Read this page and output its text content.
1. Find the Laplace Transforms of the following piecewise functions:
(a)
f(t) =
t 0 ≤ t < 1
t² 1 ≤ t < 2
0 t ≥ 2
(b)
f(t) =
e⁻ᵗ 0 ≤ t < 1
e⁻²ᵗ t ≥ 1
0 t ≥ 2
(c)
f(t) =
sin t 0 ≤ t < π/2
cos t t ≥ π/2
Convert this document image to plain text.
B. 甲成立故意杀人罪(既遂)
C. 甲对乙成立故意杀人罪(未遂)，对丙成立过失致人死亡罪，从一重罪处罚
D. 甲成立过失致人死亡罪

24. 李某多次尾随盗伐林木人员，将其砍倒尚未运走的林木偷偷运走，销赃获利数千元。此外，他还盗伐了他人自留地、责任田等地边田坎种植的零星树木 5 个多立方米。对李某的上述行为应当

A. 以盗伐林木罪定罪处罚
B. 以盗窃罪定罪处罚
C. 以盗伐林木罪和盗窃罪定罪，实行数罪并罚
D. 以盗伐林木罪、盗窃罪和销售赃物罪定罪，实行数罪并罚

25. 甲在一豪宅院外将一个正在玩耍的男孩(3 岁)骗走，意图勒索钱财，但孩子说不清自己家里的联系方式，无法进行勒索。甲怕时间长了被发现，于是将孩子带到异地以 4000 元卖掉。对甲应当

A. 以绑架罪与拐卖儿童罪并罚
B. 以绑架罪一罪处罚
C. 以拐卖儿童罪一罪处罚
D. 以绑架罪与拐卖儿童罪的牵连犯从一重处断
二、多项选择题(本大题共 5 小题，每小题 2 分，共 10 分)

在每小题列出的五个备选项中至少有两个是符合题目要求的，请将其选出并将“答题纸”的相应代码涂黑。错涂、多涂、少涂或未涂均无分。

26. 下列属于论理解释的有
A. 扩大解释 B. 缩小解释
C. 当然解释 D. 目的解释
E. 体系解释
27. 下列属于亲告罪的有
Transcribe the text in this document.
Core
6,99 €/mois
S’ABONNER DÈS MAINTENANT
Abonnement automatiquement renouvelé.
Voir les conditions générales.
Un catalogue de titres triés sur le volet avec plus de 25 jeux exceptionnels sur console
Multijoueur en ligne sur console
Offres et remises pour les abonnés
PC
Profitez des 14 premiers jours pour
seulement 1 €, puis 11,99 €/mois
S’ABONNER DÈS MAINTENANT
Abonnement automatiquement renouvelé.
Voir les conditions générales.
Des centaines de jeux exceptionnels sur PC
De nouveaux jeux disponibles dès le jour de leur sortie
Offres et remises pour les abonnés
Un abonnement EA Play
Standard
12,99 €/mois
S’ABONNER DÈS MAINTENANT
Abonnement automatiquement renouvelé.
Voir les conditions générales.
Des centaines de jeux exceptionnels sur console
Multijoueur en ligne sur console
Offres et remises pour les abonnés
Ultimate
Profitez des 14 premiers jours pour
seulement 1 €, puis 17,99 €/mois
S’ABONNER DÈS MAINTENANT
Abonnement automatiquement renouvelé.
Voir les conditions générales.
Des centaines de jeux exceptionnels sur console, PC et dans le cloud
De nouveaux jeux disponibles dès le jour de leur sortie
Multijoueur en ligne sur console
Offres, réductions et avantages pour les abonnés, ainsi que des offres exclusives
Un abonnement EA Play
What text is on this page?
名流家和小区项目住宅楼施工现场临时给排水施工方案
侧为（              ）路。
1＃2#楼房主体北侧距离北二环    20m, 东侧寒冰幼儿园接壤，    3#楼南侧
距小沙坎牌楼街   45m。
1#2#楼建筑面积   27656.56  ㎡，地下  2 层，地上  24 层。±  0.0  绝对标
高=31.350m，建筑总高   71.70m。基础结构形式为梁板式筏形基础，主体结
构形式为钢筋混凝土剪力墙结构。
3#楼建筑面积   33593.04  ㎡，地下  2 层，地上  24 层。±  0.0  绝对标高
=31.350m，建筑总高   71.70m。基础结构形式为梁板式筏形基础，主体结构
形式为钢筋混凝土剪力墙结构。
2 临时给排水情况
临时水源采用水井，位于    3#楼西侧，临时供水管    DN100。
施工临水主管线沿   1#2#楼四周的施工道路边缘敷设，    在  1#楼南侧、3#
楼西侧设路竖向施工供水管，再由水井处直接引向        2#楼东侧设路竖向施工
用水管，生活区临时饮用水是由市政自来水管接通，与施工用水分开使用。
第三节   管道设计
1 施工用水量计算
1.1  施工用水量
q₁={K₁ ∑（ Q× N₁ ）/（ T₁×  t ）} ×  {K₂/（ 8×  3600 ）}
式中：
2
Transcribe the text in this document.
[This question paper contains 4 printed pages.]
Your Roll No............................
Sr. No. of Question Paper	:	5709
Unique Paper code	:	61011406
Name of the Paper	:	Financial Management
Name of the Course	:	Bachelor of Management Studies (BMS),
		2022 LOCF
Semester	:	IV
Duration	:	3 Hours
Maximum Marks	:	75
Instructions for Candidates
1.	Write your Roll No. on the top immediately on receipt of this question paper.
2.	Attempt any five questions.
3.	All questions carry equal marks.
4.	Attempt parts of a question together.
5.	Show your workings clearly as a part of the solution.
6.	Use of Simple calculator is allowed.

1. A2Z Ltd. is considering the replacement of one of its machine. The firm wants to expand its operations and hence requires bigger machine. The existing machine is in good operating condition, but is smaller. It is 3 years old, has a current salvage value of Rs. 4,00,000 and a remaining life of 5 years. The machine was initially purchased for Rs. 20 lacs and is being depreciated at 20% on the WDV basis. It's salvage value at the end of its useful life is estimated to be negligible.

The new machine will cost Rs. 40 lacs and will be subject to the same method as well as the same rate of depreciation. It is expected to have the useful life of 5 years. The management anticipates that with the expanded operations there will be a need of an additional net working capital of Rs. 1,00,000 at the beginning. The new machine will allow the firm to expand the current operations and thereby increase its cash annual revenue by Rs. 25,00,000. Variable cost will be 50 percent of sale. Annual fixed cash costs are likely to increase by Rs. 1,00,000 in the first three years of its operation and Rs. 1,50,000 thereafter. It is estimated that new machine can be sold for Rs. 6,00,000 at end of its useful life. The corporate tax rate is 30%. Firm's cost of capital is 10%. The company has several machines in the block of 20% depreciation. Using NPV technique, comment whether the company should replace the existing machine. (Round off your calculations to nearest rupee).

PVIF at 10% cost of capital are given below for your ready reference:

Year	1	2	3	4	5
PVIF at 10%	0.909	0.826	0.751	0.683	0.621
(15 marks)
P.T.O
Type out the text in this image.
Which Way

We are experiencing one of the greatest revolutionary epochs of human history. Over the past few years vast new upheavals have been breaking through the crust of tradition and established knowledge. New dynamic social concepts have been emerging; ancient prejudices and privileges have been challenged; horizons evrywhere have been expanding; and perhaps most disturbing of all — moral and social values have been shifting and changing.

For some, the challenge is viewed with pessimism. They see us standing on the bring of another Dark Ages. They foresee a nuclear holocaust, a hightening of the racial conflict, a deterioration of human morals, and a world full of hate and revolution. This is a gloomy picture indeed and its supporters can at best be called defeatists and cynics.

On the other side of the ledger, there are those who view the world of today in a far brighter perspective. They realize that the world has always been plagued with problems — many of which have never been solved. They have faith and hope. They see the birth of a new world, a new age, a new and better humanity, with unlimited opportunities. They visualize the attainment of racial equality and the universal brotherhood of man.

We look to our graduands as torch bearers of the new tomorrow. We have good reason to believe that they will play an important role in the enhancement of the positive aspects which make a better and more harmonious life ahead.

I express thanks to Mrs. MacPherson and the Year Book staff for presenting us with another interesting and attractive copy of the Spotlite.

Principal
----
:: Given instruction ::
Every line above should be written out again exactly as it stands.

:: Solution to the exercise ::
Read this page and output its text content.
1. Find the Laplace Transforms of the following piecewise functions:
(a)
f(t) =
t 0 ≤ t < 1
t² 1 ≤ t < 2
0 t ≥ 2
(b)
f(t) =
e⁻ᵗ 0 ≤ t < 1
e⁻²ᵗ t ≥ 1
0 t ≥ 2
(c)
f(t) =
sin t 0 ≤ t < π/2
cos t t ≥ π/2
Convert this document image to plain text.
B. 甲成立故意杀人罪(既遂)
C. 甲对乙成立故意杀人罪(未遂)，对丙成立过失致人死亡罪，从一重罪处罚
D. 甲成立过失致人死亡罪

24. 李某多次尾随盗伐林木人员，将其砍倒尚未运走的林木偷偷运走，销赃获利数千元。此外，他还盗伐了他人自留地、责任田等地边田坎种植的零星树木 5 个多立方米。对李某的上述行为应当

A. 以盗伐林木罪定罪处罚
B. 以盗窃罪定罪处罚
C. 以盗伐林木罪和盗窃罪定罪，实行数罪并罚
D. 以盗伐林木罪、盗窃罪和销售赃物罪定罪，实行数罪并罚

25. 甲在一豪宅院外将一个正在玩耍的男孩(3 岁)骗走，意图勒索钱财，但孩子说不清自己家里的联系方式，无法进行勒索。甲怕时间长了被发现，于是将孩子带到异地以 4000 元卖掉。对甲应当

A. 以绑架罪与拐卖儿童罪并罚
B. 以绑架罪一罪处罚
C. 以拐卖儿童罪一罪处罚
D. 以绑架罪与拐卖儿童罪的牵连犯从一重处断
二、多项选择题(本大题共 5 小题，每小题 2 分，共 10 分)

在每小题列出的五个备选项中至少有两个是符合题目要求的，请将其选出并将“答题纸”的相应代码涂黑。错涂、多涂、少涂或未涂均无分。

26. 下列属于论理解释的有
A. 扩大解释 B. 缩小解释
C. 当然解释 D. 目的解释
E. 体系解释
27. 下列属于亲告罪的有
Transcribe the text in this document.
Core
6,99 €/mois
S’ABONNER DÈS MAINTENANT
Abonnement automatiquement renouvelé.
Voir les conditions générales.
Un catalogue de titres triés sur le volet avec plus de 25 jeux exceptionnels sur console
Multijoueur en ligne sur console
Offres et remises pour les abonnés
PC
Profitez des 14 premiers jours pour
seulement 1 €, puis 11,99 €/mois
S’ABONNER DÈS MAINTENANT
Abonnement automatiquement renouvelé.
Voir les conditions générales.
Des centaines de jeux exceptionnels sur PC
De nouveaux jeux disponibles dès le jour de leur sortie
Offres et remises pour les abonnés
Un abonnement EA Play
Standard
12,99 €/mois
S’ABONNER DÈS MAINTENANT
Abonnement automatiquement renouvelé.
Voir les conditions générales.
Des centaines de jeux exceptionnels sur console
Multijoueur en ligne sur console
Offres et remises pour les abonnés
Ultimate
Profitez des 14 premiers jours pour
seulement 1 €, puis 17,99 €/mois
S’ABONNER DÈS MAINTENANT
Abonnement automatiquement renouvelé.
Voir les conditions générales.
Des centaines de jeux exceptionnels sur console, PC et dans le cloud
De nouveaux jeux disponibles dès le jour de leur sortie
Multijoueur en ligne sur console
Offres, réductions et avantages pour les abonnés, ainsi que des offres exclusives
Un abonnement EA Play
What text is on this page?
名流家和小区项目住宅楼施工现场临时给排水施工方案
侧为（              ）路。
1＃2#楼房主体北侧距离北二环    20m, 东侧寒冰幼儿园接壤，    3#楼南侧
距小沙坎牌楼街   45m。
1#2#楼建筑面积   27656.56  ㎡，地下  2 层，地上  24 层。±  0.0  绝对标
高=31.350m，建筑总高   71.70m。基础结构形式为梁板式筏形基础，主体结
构形式为钢筋混凝土剪力墙结构。
3#楼建筑面积   33593.04  ㎡，地下  2 层，地上  24 层。±  0.0  绝对标高
=31.350m，建筑总高   71.70m。基础结构形式为梁板式筏形基础，主体结构
形式为钢筋混凝土剪力墙结构。
2 临时给排水情况
临时水源采用水井，位于    3#楼西侧，临时供水管    DN100。
施工临水主管线沿   1#2#楼四周的施工道路边缘敷设，    在  1#楼南侧、3#
楼西侧设路竖向施工供水管，再由水井处直接引向        2#楼东侧设路竖向施工
用水管，生活区临时饮用水是由市政自来水管接通，与施工用水分开使用。
第三节   管道设计
1 施工用水量计算
1.1  施工用水量
q₁={K₁ ∑（ Q× N₁ ）/（ T₁×  t ）} ×  {K₂/（ 8×  3600 ）}
式中：
2
Transcribe the text in this document.
[This question paper contains 4 printed pages.]
Your Roll No............................
Sr. No. of Question Paper	:	5709
Unique Paper code	:	61011406
Name of the Paper	:	Financial Management
Name of the Course	:	Bachelor of Management Studies (BMS),
		2022 LOCF
Semester	:	IV
Duration	:	3 Hours
Maximum Marks	:	75
Instructions for Candidates
1.	Write your Roll No. on the top immediately on receipt of this question paper.
2.	Attempt any five questions.
3.	All questions carry equal marks.
4.	Attempt parts of a question together.
5.	Show your workings clearly as a part of the solution.
6.	Use of Simple calculator is allowed.

1. A2Z Ltd. is considering the replacement of one of its machine. The firm wants to expand its operations and hence requires bigger machine. The existing machine is in good operating condition, but is smaller. It is 3 years old, has a current salvage value of Rs. 4,00,000 and a remaining life of 5 years. The machine was initially purchased for Rs. 20 lacs and is being depreciated at 20% on the WDV basis. It's salvage value at the end of its useful life is estimated to be negligible.

The new machine will cost Rs. 40 lacs and will be subject to the same method as well as the same rate of depreciation. It is expected to have the useful life of 5 years. The management anticipates that with the expanded operations there will be a need of an additional net working capital of Rs. 1,00,000 at the beginning. The new machine will allow the firm to expand the current operations and thereby increase its cash annual revenue by Rs. 25,00,000. Variable cost will be 50 percent of sale. Annual fixed cash costs are likely to increase by Rs. 1,00,000 in the first three years of its operation and Rs. 1,50,000 thereafter. It is estimated that new machine can be sold for Rs. 6,00,000 at end of its useful life. The corporate tax rate is 30%. Firm's cost of capital is 10%. The company has several machines in the block of 20% depreciation. Using NPV technique, comment whether the company should replace the existing machine. (Round off your calculations to nearest rupee).

PVIF at 10% cost of capital are given below for your ready reference:

Year	1	2	3	4	5
PVIF at 10%	0.909	0.826	0.751	0.683	0.621
(15 marks)
P.T.O
Type out the text in this image.
Which Way

We are experiencing one of the greatest revolutionary epochs of human history. Over the past few years vast new upheavals have been breaking through the crust of tradition and established knowledge. New dynamic social concepts have been emerging; ancient prejudices and privileges have been challenged; horizons evrywhere have been expanding; and perhaps most disturbing of all — moral and social values have been shifting and changing.

For some, the challenge is viewed with pessimism. They see us standing on the bring of another Dark Ages. They foresee a nuclear holocaust, a hightening of the racial conflict, a deterioration of human morals, and a world full of hate and revolution. This is a gloomy picture indeed and its supporters can at best be called defeatists and cynics.

On the other side of the ledger, there are those who view the world of today in a far brighter perspective. They realize that the world has always been plagued with problems — many of which have never been solved. They have faith and hope. They see the birth of a new world, a new age, a new and better humanity, with unlimited opportunities. They visualize the attainment of racial equality and the universal brotherhood of man.

We look to our graduands as torch bearers of the new tomorrow. We have good reason to believe that they will play an important role in the enhancement of the positive aspects which make a better and more harmonious life ahead.

I express thanks to Mrs. MacPherson and the Year Book staff for presenting us with another interesting and attractive copy of the Spotlite.

Principal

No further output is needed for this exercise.